> **What to work on**: Pick out the lines below that contain the string "Agosto" and copy them all.

> **Records about charts and figures**:
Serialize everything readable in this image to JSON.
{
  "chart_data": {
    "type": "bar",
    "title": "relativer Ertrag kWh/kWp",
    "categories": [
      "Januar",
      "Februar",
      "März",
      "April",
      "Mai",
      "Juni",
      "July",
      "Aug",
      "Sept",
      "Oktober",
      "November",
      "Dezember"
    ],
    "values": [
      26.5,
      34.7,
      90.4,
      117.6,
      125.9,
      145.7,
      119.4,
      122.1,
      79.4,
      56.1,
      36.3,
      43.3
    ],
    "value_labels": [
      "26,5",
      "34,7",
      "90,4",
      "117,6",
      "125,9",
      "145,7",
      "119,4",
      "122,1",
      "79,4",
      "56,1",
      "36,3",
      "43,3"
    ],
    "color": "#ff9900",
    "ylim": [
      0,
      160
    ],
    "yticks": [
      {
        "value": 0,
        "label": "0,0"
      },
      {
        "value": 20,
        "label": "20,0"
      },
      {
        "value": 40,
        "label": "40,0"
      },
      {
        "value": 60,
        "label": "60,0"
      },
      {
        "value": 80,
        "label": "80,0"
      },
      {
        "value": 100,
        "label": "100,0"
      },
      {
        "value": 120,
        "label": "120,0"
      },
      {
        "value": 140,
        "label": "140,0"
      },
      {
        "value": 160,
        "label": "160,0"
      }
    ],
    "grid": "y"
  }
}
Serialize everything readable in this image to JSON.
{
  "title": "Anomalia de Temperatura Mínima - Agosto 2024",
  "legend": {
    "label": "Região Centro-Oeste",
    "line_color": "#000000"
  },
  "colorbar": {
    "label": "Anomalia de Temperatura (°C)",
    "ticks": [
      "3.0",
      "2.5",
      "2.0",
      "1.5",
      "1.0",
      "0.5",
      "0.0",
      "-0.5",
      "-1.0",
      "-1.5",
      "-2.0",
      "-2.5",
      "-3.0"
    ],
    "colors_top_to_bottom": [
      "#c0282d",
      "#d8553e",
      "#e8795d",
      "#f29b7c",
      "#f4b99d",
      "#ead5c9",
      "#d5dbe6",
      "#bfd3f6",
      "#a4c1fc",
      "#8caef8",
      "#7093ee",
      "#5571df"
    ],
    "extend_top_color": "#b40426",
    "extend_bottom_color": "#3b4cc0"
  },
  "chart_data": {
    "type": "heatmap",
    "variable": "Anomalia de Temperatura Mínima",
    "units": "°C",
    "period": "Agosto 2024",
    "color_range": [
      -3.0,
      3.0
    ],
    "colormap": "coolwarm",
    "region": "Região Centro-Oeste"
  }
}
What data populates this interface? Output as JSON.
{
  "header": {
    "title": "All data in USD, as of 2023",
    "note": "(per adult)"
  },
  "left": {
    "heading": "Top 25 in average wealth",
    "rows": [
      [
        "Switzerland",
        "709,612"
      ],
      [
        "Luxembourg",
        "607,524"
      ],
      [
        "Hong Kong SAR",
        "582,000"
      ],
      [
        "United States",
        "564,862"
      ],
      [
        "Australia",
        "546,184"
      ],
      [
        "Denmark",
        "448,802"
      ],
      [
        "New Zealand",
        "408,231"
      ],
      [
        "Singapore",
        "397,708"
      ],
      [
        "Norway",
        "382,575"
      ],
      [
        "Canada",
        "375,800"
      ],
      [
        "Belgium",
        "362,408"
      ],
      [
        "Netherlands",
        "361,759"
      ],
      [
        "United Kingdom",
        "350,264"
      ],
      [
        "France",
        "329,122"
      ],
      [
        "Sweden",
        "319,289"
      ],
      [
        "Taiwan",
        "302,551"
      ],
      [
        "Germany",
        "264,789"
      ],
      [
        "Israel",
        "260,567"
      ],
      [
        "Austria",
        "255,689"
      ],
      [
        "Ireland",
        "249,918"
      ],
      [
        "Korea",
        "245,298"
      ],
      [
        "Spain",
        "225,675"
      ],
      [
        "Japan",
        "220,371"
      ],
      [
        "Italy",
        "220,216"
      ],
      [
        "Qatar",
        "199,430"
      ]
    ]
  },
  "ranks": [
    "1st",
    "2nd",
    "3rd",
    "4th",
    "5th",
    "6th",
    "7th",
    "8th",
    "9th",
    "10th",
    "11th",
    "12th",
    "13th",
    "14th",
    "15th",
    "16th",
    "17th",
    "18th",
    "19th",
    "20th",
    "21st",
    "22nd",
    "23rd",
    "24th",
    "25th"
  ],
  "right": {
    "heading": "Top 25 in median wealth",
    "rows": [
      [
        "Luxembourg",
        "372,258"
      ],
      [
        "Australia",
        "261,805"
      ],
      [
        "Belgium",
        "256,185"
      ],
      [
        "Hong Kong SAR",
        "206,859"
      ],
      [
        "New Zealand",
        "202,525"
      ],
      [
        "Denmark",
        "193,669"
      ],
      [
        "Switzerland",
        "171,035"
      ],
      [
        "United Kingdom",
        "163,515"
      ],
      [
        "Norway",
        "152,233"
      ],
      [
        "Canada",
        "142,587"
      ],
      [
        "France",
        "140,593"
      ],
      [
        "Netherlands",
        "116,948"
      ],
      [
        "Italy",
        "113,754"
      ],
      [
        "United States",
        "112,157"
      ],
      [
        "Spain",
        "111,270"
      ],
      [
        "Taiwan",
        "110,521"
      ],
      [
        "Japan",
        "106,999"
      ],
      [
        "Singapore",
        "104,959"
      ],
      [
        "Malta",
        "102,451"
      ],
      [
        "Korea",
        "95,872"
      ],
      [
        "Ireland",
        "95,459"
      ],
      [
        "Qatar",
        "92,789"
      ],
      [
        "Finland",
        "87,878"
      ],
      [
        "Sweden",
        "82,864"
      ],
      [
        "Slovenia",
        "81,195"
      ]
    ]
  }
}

> **Result below**:
  "title": "Anomalia de Temperatura Mínima - Agosto 2024",
    "period": "Agosto 2024",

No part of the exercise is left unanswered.